> [Problem to work on]
Skip the images and copy each record exactly as written.

> [Stored entries]
++++
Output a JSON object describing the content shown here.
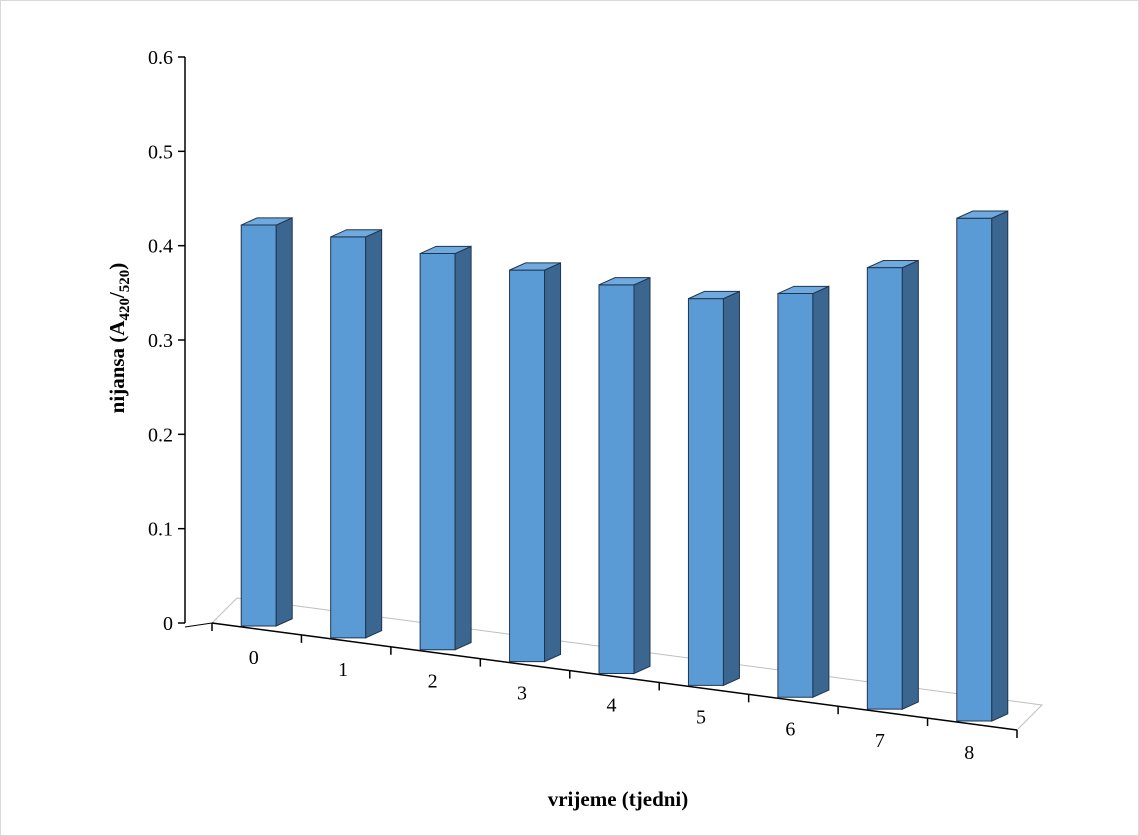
{
  "chart_data": {
    "type": "bar",
    "categories": [
      "0",
      "1",
      "2",
      "3",
      "4",
      "5",
      "6",
      "7",
      "8"
    ],
    "values": [
      0.425,
      0.425,
      0.42,
      0.415,
      0.412,
      0.41,
      0.428,
      0.468,
      0.533
    ],
    "xlabel": "vrijeme (tjedni)",
    "ylabel": {
      "main": "nijansa (A",
      "sub1": "420",
      "slash": "/",
      "sub2": "520",
      "close": ")"
    },
    "yticks": [
      "0",
      "0.1",
      "0.2",
      "0.3",
      "0.4",
      "0.5",
      "0.6"
    ],
    "ylim": [
      0,
      0.6
    ],
    "grid": false,
    "legend": "none",
    "style": "3d-column",
    "colors": {
      "front": "#5b9bd5",
      "side": "#3a6690",
      "top": "#6fa9dd",
      "edge": "#1f3550",
      "axis": "#000000",
      "floor": "#bfbfbf"
    }
  }
}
++++
> [Exercise solution]
Output a JSON object describing the content shown here.
{
  "chart_data": {
    "type": "bar",
    "categories": [
      "0",
      "1",
      "2",
      "3",
      "4",
      "5",
      "6",
      "7",
      "8"
    ],
    "values": [
      0.425,
      0.425,
      0.42,
      0.415,
      0.412,
      0.41,
      0.428,
      0.468,
      0.533
    ],
    "xlabel": "vrijeme (tjedni)",
    "ylabel": {
      "main": "nijansa (A",
      "sub1": "420",
      "slash": "/",
      "sub2": "520",
      "close": ")"
    },
    "yticks": [
      "0",
      "0.1",
      "0.2",
      "0.3",
      "0.4",
      "0.5",
      "0.6"
    ],
    "ylim": [
      0,
      0.6
    ],
    "grid": false,
    "legend": "none",
    "style": "3d-column",
    "colors": {
      "front": "#5b9bd5",
      "side": "#3a6690",
      "top": "#6fa9dd",
      "edge": "#1f3550",
      "axis": "#000000",
      "floor": "#bfbfbf"
    }
  }
}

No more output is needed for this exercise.